Collected data entries:
++++++++

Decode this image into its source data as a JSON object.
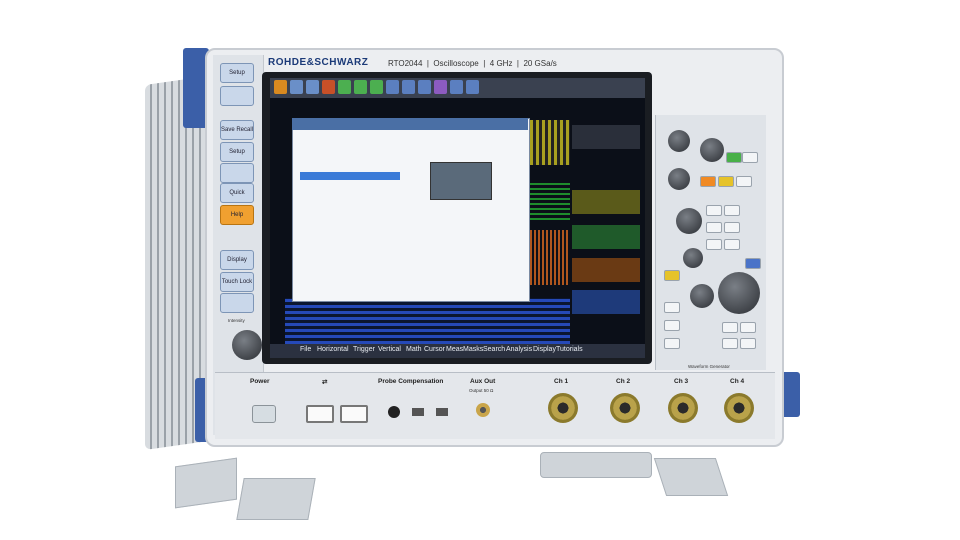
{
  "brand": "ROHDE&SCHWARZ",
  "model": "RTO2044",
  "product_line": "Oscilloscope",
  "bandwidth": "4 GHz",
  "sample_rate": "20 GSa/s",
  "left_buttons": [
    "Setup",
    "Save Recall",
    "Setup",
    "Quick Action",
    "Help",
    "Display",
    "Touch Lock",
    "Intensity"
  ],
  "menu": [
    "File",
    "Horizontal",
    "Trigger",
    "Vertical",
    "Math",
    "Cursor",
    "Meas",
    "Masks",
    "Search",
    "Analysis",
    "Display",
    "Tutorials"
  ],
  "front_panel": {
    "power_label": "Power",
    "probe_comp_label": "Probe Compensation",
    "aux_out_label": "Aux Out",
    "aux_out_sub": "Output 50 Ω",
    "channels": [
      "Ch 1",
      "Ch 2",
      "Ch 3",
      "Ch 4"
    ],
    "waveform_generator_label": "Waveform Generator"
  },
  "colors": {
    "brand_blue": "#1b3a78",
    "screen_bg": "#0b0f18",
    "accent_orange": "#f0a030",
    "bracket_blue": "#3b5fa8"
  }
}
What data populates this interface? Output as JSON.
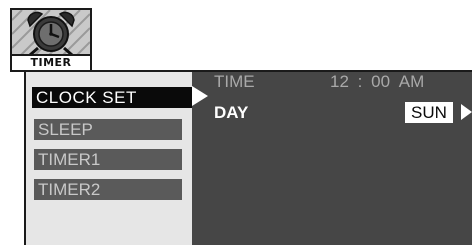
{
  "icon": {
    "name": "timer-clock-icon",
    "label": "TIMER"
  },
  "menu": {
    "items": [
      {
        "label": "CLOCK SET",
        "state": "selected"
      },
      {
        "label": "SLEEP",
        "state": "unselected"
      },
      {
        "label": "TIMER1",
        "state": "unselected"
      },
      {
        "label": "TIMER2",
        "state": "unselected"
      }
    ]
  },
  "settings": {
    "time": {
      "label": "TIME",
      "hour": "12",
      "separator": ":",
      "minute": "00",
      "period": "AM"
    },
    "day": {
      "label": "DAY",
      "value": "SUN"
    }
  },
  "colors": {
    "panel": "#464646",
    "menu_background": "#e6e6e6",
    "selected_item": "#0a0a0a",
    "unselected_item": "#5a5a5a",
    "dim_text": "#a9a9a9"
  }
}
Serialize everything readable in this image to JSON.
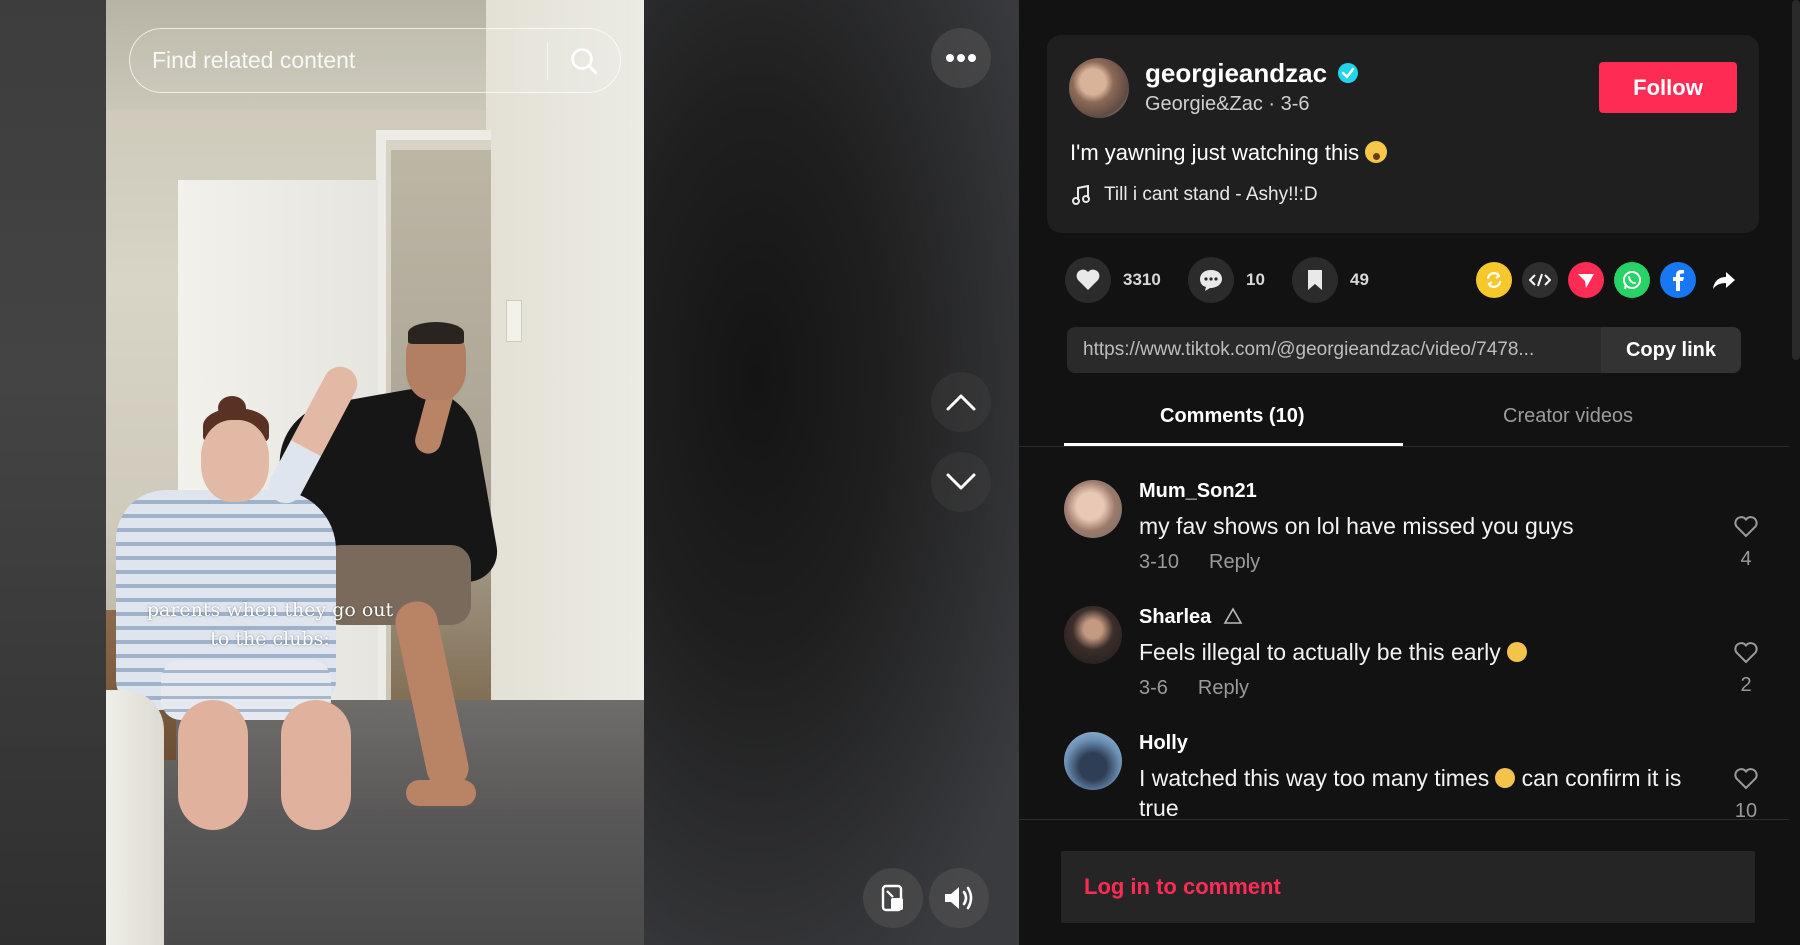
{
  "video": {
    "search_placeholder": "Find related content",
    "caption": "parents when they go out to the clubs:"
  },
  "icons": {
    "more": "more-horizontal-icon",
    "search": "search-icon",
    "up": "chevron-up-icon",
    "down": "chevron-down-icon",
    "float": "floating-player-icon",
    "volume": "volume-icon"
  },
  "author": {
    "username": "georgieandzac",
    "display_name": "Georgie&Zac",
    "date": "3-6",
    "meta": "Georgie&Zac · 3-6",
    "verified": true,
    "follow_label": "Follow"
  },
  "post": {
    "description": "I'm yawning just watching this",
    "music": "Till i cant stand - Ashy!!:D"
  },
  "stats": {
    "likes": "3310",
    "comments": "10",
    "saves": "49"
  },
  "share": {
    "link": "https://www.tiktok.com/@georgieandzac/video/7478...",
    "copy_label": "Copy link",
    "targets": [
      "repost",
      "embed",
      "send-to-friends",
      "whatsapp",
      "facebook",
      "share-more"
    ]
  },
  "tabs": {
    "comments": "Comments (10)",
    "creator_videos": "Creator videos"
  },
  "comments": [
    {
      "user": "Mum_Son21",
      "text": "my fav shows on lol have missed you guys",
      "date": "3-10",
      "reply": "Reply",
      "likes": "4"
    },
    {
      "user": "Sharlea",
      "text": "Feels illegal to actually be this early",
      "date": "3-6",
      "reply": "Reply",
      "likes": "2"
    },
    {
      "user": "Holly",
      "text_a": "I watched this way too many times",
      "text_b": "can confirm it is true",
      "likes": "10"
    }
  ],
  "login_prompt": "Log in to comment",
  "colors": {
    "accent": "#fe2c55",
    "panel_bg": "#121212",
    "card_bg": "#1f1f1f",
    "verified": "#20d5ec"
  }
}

++++++++

• [REQUIREMENT] Each entry above is to be written out again unchanged, apart from the pictures, which are left out.

• [SOLUTION TO THE EXERCISE]
Decode this image into its source data as a JSON object.
{
  "brand": "ROHDE&SCHWARZ",
  "model": "RTO2044",
  "product_line": "Oscilloscope",
  "bandwidth": "4 GHz",
  "sample_rate": "20 GSa/s",
  "left_buttons": [
    "Setup",
    "Save Recall",
    "Setup",
    "Quick Action",
    "Help",
    "Display",
    "Touch Lock",
    "Intensity"
  ],
  "menu": [
    "File",
    "Horizontal",
    "Trigger",
    "Vertical",
    "Math",
    "Cursor",
    "Meas",
    "Masks",
    "Search",
    "Analysis",
    "Display",
    "Tutorials"
  ],
  "front_panel": {
    "power_label": "Power",
    "probe_comp_label": "Probe Compensation",
    "aux_out_label": "Aux Out",
    "aux_out_sub": "Output 50 Ω",
    "channels": [
      "Ch 1",
      "Ch 2",
      "Ch 3",
      "Ch 4"
    ],
    "waveform_generator_label": "Waveform Generator"
  },
  "colors": {
    "brand_blue": "#1b3a78",
    "screen_bg": "#0b0f18",
    "accent_orange": "#f0a030",
    "bracket_blue": "#3b5fa8"
  }
}
What data populates this interface? Output as JSON.
{
  "icon": {
    "name": "timer-clock-icon",
    "label": "TIMER"
  },
  "menu": {
    "items": [
      {
        "label": "CLOCK SET",
        "state": "selected"
      },
      {
        "label": "SLEEP",
        "state": "unselected"
      },
      {
        "label": "TIMER1",
        "state": "unselected"
      },
      {
        "label": "TIMER2",
        "state": "unselected"
      }
    ]
  },
  "settings": {
    "time": {
      "label": "TIME",
      "hour": "12",
      "separator": ":",
      "minute": "00",
      "period": "AM"
    },
    "day": {
      "label": "DAY",
      "value": "SUN"
    }
  },
  "colors": {
    "panel": "#464646",
    "menu_background": "#e6e6e6",
    "selected_item": "#0a0a0a",
    "unselected_item": "#5a5a5a",
    "dim_text": "#a9a9a9"
  }
}
Serialize everything readable in this image to JSON.
{
  "video": {
    "search_placeholder": "Find related content",
    "caption": "parents when they go out to the clubs:"
  },
  "icons": {
    "more": "more-horizontal-icon",
    "search": "search-icon",
    "up": "chevron-up-icon",
    "down": "chevron-down-icon",
    "float": "floating-player-icon",
    "volume": "volume-icon"
  },
  "author": {
    "username": "georgieandzac",
    "display_name": "Georgie&Zac",
    "date": "3-6",
    "meta": "Georgie&Zac · 3-6",
    "verified": true,
    "follow_label": "Follow"
  },
  "post": {
    "description": "I'm yawning just watching this",
    "music": "Till i cant stand - Ashy!!:D"
  },
  "stats": {
    "likes": "3310",
    "comments": "10",
    "saves": "49"
  },
  "share": {
    "link": "https://www.tiktok.com/@georgieandzac/video/7478...",
    "copy_label": "Copy link",
    "targets": [
      "repost",
      "embed",
      "send-to-friends",
      "whatsapp",
      "facebook",
      "share-more"
    ]
  },
  "tabs": {
    "comments": "Comments (10)",
    "creator_videos": "Creator videos"
  },
  "comments": [
    {
      "user": "Mum_Son21",
      "text": "my fav shows on lol have missed you guys",
      "date": "3-10",
      "reply": "Reply",
      "likes": "4"
    },
    {
      "user": "Sharlea",
      "text": "Feels illegal to actually be this early",
      "date": "3-6",
      "reply": "Reply",
      "likes": "2"
    },
    {
      "user": "Holly",
      "text_a": "I watched this way too many times",
      "text_b": "can confirm it is true",
      "likes": "10"
    }
  ],
  "login_prompt": "Log in to comment",
  "colors": {
    "accent": "#fe2c55",
    "panel_bg": "#121212",
    "card_bg": "#1f1f1f",
    "verified": "#20d5ec"
  }
}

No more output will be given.